__What is asked__
Select and reproduce each line of the listing below that bears the string "XAUUSD".

################

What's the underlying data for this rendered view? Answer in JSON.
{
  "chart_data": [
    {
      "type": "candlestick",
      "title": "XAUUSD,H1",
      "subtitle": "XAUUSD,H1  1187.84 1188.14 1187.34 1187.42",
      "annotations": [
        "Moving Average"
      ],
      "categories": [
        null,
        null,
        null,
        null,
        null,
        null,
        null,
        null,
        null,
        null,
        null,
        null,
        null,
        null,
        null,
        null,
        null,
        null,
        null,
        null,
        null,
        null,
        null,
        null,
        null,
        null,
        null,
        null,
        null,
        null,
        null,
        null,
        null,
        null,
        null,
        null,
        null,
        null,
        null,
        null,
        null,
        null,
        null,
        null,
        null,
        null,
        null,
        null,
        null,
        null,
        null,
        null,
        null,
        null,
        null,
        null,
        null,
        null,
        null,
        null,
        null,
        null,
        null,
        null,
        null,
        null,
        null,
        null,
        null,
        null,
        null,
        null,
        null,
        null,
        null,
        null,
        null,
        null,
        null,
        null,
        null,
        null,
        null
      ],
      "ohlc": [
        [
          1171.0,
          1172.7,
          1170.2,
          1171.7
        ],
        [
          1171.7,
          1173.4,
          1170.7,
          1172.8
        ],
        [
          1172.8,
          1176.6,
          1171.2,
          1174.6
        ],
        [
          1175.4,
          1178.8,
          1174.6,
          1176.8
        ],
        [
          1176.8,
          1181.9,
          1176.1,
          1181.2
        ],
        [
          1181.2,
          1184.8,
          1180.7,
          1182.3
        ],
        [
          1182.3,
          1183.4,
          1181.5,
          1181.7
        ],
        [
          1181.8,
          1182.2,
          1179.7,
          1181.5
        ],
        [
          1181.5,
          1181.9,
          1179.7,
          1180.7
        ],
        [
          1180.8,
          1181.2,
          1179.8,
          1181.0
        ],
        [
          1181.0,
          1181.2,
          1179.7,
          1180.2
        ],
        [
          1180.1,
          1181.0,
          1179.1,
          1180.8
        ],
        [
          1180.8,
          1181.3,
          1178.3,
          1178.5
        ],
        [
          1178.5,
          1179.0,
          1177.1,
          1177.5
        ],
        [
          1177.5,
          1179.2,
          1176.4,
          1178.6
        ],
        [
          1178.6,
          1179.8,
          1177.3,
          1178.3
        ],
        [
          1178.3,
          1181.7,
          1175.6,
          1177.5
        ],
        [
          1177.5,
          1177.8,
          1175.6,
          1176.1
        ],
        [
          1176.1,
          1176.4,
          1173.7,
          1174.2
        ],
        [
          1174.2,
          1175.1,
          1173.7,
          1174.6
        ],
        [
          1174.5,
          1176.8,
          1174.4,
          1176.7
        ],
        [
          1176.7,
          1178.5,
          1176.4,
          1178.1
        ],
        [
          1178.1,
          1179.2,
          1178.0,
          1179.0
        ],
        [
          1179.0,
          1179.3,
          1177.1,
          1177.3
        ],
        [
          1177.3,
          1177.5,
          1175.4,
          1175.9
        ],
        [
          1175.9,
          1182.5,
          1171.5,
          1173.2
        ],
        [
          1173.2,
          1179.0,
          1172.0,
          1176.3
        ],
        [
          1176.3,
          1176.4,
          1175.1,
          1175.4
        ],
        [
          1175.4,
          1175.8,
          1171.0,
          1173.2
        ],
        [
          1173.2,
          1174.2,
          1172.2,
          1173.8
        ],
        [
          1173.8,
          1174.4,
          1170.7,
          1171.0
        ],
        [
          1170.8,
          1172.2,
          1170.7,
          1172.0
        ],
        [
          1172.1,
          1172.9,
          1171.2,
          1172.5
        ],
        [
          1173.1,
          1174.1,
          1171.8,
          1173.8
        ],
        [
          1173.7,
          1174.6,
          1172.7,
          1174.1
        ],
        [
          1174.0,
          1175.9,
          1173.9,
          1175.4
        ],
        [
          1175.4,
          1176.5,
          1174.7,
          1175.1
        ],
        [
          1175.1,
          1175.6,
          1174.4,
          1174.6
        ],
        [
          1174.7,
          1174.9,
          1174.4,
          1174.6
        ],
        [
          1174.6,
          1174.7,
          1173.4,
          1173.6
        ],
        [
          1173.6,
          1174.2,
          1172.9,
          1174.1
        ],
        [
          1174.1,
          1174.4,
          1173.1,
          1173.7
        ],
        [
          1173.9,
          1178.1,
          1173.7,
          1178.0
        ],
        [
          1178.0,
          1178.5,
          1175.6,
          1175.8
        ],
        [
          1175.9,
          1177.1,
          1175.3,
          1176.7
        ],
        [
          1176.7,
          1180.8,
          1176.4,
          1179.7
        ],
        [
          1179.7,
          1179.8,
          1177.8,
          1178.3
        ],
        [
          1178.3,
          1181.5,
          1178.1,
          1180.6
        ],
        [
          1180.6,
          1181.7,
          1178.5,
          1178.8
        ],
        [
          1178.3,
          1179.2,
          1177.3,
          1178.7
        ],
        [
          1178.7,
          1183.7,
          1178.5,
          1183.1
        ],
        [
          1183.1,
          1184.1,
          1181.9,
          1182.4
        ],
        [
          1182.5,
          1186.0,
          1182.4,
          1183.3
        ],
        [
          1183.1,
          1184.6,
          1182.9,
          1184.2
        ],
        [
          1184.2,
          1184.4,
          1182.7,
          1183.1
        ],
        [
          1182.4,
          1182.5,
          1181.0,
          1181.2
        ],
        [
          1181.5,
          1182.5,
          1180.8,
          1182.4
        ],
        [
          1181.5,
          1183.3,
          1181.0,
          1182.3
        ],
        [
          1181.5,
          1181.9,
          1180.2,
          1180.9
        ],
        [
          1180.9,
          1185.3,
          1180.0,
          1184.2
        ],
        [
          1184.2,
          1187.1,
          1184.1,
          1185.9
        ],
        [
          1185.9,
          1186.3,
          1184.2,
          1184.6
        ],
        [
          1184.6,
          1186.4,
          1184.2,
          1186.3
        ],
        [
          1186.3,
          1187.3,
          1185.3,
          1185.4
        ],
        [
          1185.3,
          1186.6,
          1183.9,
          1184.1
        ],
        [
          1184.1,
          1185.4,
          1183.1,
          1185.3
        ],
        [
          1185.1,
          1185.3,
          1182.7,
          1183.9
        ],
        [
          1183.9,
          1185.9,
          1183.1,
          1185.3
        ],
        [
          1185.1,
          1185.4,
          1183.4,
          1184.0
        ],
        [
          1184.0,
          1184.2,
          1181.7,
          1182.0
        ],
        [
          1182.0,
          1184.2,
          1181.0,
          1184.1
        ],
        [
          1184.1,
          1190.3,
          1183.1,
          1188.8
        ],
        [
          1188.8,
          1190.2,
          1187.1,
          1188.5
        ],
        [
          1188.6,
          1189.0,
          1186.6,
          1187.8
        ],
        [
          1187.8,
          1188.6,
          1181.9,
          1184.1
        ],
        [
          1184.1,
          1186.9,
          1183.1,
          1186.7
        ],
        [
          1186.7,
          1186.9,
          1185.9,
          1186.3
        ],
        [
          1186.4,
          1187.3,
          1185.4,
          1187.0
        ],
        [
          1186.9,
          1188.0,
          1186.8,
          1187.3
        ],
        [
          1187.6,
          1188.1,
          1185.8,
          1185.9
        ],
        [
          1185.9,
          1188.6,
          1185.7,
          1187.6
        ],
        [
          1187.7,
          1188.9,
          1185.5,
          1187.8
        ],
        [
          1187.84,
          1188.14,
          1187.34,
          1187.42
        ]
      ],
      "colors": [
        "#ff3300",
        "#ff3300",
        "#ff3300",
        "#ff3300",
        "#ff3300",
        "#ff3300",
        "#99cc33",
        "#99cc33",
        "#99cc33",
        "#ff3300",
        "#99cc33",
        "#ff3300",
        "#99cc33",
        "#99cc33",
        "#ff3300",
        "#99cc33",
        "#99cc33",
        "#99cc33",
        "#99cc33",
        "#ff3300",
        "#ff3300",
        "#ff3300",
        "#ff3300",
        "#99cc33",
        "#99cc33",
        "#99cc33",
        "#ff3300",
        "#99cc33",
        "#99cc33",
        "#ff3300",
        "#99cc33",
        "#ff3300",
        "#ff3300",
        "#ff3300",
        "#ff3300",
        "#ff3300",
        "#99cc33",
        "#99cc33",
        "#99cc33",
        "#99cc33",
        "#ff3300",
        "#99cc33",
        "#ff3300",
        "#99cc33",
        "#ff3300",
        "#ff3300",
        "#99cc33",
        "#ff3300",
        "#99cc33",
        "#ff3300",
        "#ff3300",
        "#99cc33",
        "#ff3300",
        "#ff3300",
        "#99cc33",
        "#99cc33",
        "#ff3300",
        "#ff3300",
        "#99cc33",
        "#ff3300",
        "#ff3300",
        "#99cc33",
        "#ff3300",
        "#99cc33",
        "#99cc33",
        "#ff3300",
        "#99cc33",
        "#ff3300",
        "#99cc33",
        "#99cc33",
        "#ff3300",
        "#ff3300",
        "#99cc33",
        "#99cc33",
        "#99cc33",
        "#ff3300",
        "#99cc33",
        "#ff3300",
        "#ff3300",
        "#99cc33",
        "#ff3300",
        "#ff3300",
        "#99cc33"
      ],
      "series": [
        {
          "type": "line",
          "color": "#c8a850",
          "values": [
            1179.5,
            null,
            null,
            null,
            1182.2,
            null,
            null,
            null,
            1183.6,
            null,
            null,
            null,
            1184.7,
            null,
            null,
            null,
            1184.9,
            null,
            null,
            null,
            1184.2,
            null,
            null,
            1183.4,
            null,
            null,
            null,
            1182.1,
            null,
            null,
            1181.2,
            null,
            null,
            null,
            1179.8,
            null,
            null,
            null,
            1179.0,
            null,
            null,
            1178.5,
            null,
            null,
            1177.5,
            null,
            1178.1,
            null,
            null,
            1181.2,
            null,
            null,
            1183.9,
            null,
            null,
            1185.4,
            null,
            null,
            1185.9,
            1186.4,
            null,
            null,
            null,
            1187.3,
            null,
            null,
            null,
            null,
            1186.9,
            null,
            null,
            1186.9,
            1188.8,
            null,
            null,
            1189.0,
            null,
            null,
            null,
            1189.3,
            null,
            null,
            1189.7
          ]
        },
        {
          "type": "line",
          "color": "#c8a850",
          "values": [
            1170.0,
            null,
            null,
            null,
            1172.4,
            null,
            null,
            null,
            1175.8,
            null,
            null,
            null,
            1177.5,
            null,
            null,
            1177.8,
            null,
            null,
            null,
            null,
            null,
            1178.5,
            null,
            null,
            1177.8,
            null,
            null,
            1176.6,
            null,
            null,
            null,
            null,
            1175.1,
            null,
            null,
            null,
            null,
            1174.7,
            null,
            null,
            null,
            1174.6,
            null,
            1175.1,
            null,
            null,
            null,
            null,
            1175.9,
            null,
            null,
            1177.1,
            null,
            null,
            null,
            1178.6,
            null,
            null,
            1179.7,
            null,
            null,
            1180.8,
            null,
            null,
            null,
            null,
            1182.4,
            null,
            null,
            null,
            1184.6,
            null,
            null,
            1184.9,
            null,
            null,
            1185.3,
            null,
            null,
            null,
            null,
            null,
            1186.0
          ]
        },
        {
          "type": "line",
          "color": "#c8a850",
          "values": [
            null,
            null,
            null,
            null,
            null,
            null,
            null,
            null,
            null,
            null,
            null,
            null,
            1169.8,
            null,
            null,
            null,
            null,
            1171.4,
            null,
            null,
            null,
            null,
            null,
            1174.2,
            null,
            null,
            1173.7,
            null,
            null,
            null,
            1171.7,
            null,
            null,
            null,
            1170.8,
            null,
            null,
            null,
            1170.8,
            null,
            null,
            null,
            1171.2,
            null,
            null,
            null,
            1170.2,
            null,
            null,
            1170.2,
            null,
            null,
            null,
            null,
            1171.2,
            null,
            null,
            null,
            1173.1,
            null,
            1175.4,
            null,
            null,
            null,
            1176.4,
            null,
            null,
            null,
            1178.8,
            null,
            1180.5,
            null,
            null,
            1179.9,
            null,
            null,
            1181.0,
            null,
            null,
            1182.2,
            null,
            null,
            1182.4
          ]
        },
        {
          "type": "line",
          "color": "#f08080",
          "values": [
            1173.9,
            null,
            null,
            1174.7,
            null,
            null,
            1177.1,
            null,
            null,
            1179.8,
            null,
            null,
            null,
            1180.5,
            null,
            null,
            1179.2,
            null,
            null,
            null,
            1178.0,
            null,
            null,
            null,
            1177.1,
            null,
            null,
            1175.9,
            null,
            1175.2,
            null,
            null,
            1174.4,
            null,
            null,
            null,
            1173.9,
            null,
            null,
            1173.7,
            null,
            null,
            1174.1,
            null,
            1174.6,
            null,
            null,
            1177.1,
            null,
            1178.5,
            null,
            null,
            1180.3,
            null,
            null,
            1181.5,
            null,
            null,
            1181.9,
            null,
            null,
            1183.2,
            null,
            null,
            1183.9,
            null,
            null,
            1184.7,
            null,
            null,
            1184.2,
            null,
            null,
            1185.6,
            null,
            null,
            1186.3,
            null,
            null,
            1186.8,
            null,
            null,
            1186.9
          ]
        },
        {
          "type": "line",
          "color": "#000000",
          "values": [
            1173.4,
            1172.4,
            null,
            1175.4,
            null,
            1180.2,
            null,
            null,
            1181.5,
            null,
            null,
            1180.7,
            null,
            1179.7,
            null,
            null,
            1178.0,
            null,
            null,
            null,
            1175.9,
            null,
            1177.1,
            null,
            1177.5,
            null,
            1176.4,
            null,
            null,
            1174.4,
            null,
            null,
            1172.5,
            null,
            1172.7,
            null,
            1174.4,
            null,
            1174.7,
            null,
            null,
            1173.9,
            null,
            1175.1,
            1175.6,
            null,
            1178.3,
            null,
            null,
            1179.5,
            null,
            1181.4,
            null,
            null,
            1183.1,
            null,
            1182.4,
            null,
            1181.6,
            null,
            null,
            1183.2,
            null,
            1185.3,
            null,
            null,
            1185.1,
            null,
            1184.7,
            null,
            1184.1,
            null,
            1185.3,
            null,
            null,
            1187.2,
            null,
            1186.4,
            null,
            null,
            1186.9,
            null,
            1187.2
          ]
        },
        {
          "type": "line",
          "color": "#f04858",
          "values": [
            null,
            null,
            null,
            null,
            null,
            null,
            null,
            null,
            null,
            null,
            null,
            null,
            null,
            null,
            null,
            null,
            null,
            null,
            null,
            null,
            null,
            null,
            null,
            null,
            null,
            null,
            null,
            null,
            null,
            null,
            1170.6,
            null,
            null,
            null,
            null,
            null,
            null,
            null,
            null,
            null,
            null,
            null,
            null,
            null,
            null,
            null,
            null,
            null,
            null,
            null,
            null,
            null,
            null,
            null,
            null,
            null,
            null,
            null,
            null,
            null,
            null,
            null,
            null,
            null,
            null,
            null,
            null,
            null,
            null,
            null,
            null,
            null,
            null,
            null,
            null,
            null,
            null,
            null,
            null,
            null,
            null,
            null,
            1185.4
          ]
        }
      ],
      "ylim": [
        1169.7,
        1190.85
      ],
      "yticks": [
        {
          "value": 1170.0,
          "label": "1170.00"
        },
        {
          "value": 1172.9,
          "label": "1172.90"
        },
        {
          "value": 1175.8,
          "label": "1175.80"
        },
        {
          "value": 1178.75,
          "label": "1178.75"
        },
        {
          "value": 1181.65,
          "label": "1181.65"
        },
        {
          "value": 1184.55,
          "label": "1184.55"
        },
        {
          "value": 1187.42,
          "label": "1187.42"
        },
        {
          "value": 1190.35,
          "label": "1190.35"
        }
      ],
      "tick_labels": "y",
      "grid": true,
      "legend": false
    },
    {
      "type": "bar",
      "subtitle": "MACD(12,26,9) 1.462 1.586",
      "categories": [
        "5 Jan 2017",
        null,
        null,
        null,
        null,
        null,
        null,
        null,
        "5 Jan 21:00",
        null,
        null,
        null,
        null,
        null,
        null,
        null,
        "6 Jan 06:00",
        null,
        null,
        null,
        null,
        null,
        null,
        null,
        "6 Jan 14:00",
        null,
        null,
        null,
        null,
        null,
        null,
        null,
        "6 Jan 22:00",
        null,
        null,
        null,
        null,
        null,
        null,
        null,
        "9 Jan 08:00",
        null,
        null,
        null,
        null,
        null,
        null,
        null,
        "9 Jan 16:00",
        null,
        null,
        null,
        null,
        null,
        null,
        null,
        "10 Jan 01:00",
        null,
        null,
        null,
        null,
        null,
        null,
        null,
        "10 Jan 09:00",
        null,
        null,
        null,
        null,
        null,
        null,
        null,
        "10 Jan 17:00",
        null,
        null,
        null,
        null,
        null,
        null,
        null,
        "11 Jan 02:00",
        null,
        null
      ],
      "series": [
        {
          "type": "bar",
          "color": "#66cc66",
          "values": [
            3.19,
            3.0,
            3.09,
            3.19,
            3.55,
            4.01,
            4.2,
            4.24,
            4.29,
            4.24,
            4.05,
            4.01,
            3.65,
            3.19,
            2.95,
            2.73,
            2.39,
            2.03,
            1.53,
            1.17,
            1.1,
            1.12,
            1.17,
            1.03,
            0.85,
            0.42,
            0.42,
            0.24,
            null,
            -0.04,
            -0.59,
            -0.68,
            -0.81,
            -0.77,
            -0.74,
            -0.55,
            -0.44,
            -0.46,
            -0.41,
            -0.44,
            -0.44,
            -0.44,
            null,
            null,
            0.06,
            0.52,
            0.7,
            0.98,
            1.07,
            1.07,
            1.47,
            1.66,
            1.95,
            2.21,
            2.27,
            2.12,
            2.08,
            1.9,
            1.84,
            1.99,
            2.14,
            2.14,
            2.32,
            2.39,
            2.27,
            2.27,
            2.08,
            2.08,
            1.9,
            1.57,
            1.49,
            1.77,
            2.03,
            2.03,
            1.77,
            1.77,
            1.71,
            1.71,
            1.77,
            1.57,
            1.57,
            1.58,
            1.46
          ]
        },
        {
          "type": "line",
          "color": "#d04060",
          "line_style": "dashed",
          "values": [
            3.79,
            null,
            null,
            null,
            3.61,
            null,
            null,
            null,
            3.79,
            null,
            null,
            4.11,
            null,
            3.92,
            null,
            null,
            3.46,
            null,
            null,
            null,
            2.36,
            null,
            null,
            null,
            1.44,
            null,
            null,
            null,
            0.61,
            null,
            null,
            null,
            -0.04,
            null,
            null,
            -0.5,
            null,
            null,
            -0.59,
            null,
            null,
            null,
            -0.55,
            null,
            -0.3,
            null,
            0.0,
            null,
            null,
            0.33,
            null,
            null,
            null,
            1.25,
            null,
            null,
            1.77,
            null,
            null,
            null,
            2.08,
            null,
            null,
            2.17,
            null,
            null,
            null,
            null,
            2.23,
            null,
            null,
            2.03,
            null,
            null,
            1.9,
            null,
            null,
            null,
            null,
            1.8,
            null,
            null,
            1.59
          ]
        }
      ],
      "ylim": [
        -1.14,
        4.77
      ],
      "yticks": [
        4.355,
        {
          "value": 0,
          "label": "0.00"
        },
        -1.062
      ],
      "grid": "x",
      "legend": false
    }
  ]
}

################

__Exercise result__
      "title": "XAUUSD,H1",
      "subtitle": "XAUUSD,H1  1187.84 1188.14 1187.34 1187.42",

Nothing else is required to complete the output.